When we measure the control register, the probability of obtaining a given $p$ is $\Pr(p) = \left| \sum_n C_n \left[ \frac{1}{2^m} \sum_{q=0}^{2^m-1} e^{2\pi i \delta_n q / 2^m} e^{2\pi i (k_n - p) q / 2^m} \right] \right|^2.$ For simplicity, let's suppose that the system was initialized in the eigenstate $| \tilde{n} \rangle$ (so $C_{\tilde{n}} = 1$); then the probability is just $\Pr(p) = \left| \frac{1}{2^m} \sum_{q=0}^{2^m-1} e^{2\pi i \delta_{\tilde{n}} q / 2^m} e^{2\pi i (k_{\tilde{n}} - p) q / 2^m} \right|^2.$ When $p \equiv k_{\tilde{n}} \pmod{2^m}$ (i.e. we have the desired outcome of a measurement consistent with the eigenenergy), this simplifies further to $\Pr(k_{\tilde{n}}) = \left| \frac{1}{2^m} \sum_{q=0}^{2^m-1} e^{2\pi i \delta_{\tilde{n}} q / 2^m} \right|^2 = \frac{1}{2^{2m}} \left| \frac{1 - e^{2\pi i \delta_{\tilde{n}}}}{1 - e^{2\pi i \delta_{\tilde{n}} / 2^m}} \right|^2.$ For $m=10$, this function looks like It's similar for other $m$; the overall idea is that we are more likely to get the right answer when $| \delta_{\tilde{n}} |$ is smaller. Surprisingly, for large $| \delta_{\tilde{n}} |$, the probability can be quite low, even though we started with the system already in an eigenstate. As we'll see later, this isn't a cause for concern because this is just a consequence of adjacent bins sharing the probability.

####################

(Exercise details): Continue the passage above on measurement probabilities for the control register, picking up after its last sentence.

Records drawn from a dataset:

####################

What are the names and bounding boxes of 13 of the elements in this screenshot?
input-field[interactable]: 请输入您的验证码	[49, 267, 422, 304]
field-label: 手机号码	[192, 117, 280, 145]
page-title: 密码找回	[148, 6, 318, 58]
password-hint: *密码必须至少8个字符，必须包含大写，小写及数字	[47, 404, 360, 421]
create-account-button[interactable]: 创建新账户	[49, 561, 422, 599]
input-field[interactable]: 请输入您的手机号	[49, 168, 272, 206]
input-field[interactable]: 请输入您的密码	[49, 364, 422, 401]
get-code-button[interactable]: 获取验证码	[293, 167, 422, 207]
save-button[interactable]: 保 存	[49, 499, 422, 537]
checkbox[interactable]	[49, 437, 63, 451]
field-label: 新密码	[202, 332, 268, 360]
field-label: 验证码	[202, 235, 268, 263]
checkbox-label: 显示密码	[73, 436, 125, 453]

####################

(Task result):
If we don't suppose that we started from a single eigenstate, then there are several eigenvalues that could share the same $k_n$. Therefore a given $p$ could match more than one eigenstate and things get more complicated. Let's not go there just yet.

### Wait, hold on, what's this about modular arithmetic?

Given an eigenvalue $\varepsilon$ of the Hamiltonian $\hat{H}_\mathrm{U}$, we can trivially find the corresponding eigenvalue $e^{2\pi i \varepsilon T / h}$ of $\hat{U}_\mathrm{U}^{2^m}$. However, because the complex logarithm is multivalued, the inverse procedure (to find the phase $\theta$ of $e^{2\pi i \theta}$) can only get us the fractional part: for any $\theta$ we pick to be our answer, every element of the set $\theta + \mathbb{Z}$ is also a valid answer. It's no surprise that this multivaluedness is an issue for us, since the algorithm in question is specifically for finding eigenvalues of unitary operators, and we're doing our best to apply it to Hermitian operators.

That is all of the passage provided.